Entries with figure data:
^^^^
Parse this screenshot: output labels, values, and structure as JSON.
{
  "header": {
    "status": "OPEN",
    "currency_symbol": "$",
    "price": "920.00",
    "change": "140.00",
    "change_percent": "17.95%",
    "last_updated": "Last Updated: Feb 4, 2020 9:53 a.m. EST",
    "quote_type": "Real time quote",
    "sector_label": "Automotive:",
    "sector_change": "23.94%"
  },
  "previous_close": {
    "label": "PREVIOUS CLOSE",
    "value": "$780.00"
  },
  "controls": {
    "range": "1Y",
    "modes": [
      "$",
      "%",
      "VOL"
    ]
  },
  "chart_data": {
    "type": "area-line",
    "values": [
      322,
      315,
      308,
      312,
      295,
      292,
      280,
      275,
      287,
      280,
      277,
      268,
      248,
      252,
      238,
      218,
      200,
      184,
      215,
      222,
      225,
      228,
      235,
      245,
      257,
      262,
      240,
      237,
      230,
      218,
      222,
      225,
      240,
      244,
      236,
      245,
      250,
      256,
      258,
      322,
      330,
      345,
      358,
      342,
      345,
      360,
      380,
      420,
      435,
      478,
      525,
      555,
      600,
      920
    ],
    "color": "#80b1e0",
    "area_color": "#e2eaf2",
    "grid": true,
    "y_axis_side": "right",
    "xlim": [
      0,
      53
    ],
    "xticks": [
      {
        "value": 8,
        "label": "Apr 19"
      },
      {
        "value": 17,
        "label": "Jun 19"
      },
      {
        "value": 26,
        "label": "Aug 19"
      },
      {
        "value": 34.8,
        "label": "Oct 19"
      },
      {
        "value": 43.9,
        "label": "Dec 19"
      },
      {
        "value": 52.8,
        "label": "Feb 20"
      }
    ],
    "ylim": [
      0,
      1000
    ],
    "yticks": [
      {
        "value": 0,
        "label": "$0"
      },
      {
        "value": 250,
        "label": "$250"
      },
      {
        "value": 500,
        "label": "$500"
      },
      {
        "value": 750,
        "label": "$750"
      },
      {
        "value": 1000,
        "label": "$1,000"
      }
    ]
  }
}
^^^^
Problem:
Extract every entry above as it appears.

Expected answer:
Parse this screenshot: output labels, values, and structure as JSON.
{
  "header": {
    "status": "OPEN",
    "currency_symbol": "$",
    "price": "920.00",
    "change": "140.00",
    "change_percent": "17.95%",
    "last_updated": "Last Updated: Feb 4, 2020 9:53 a.m. EST",
    "quote_type": "Real time quote",
    "sector_label": "Automotive:",
    "sector_change": "23.94%"
  },
  "previous_close": {
    "label": "PREVIOUS CLOSE",
    "value": "$780.00"
  },
  "controls": {
    "range": "1Y",
    "modes": [
      "$",
      "%",
      "VOL"
    ]
  },
  "chart_data": {
    "type": "area-line",
    "values": [
      322,
      315,
      308,
      312,
      295,
      292,
      280,
      275,
      287,
      280,
      277,
      268,
      248,
      252,
      238,
      218,
      200,
      184,
      215,
      222,
      225,
      228,
      235,
      245,
      257,
      262,
      240,
      237,
      230,
      218,
      222,
      225,
      240,
      244,
      236,
      245,
      250,
      256,
      258,
      322,
      330,
      345,
      358,
      342,
      345,
      360,
      380,
      420,
      435,
      478,
      525,
      555,
      600,
      920
    ],
    "color": "#80b1e0",
    "area_color": "#e2eaf2",
    "grid": true,
    "y_axis_side": "right",
    "xlim": [
      0,
      53
    ],
    "xticks": [
      {
        "value": 8,
        "label": "Apr 19"
      },
      {
        "value": 17,
        "label": "Jun 19"
      },
      {
        "value": 26,
        "label": "Aug 19"
      },
      {
        "value": 34.8,
        "label": "Oct 19"
      },
      {
        "value": 43.9,
        "label": "Dec 19"
      },
      {
        "value": 52.8,
        "label": "Feb 20"
      }
    ],
    "ylim": [
      0,
      1000
    ],
    "yticks": [
      {
        "value": 0,
        "label": "$0"
      },
      {
        "value": 250,
        "label": "$250"
      },
      {
        "value": 500,
        "label": "$500"
      },
      {
        "value": 750,
        "label": "$750"
      },
      {
        "value": 1000,
        "label": "$1,000"
      }
    ]
  }
}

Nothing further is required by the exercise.